TASK –
Gather every line that includes the word "operational", please.

SUPPLIED RECORDS –
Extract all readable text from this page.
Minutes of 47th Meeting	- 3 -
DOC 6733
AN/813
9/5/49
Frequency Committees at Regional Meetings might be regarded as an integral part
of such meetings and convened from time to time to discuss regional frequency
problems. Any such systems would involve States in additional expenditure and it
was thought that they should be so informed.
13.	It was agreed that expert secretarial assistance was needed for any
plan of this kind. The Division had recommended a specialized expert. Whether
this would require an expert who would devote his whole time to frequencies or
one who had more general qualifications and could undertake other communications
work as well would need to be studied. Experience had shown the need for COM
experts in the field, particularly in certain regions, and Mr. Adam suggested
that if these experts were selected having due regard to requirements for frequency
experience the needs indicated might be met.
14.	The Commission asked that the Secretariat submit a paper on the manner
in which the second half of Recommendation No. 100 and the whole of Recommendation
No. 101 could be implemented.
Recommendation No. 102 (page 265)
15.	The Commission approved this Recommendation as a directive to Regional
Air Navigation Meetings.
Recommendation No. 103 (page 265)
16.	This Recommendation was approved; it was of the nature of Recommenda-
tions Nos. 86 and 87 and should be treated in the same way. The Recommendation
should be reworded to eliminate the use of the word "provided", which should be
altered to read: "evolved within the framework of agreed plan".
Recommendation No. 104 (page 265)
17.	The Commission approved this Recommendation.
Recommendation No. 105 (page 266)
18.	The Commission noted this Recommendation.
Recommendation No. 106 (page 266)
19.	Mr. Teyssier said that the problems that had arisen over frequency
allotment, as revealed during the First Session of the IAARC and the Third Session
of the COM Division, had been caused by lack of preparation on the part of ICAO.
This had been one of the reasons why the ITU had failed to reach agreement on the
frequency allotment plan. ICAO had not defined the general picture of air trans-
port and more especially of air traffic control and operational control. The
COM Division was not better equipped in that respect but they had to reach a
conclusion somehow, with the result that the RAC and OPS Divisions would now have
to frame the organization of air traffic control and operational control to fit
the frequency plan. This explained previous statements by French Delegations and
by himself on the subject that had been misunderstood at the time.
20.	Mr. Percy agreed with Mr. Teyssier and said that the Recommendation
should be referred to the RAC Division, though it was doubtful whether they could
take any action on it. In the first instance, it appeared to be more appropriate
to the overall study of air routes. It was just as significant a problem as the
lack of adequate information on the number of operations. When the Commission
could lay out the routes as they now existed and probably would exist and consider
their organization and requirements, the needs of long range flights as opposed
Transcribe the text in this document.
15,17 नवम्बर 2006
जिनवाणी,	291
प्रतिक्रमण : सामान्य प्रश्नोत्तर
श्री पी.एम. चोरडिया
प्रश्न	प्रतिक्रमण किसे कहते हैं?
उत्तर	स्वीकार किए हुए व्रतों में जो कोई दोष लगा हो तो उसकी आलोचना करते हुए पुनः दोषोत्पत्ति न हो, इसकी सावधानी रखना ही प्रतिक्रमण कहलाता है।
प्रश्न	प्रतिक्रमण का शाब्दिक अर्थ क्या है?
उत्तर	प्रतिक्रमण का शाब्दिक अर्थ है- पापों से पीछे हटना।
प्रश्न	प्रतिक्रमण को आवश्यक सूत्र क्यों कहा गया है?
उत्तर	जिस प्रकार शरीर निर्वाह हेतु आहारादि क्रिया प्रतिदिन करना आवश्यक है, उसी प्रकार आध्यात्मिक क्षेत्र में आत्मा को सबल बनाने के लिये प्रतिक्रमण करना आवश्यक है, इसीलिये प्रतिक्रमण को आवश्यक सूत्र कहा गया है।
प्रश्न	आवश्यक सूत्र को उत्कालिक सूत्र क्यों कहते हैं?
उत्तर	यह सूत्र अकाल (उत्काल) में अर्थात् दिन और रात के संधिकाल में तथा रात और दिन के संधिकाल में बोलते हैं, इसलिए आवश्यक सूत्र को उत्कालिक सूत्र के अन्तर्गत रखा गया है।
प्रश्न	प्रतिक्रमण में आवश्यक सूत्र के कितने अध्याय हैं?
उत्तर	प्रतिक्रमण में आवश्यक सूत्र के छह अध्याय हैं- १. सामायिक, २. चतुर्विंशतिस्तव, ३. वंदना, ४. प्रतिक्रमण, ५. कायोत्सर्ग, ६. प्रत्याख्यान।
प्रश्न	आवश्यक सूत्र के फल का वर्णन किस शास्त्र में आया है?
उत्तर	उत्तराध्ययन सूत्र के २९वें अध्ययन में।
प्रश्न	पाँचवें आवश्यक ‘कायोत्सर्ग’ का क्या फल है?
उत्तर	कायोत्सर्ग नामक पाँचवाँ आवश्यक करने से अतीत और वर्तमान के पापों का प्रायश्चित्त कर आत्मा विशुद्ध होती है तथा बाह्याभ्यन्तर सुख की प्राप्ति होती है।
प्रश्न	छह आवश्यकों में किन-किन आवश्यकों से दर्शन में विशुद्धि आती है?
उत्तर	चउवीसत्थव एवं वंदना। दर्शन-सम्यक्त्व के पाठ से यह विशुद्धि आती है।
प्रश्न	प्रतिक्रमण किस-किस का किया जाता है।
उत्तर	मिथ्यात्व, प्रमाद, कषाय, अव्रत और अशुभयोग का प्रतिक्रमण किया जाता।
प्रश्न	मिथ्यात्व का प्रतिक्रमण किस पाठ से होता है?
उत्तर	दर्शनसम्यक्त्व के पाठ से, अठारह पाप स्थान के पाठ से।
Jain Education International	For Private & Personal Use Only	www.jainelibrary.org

RESULT OF THE TASK –
port and more especially of air traffic control and operational control. The
to frame the organization of air traffic control and operational control to fit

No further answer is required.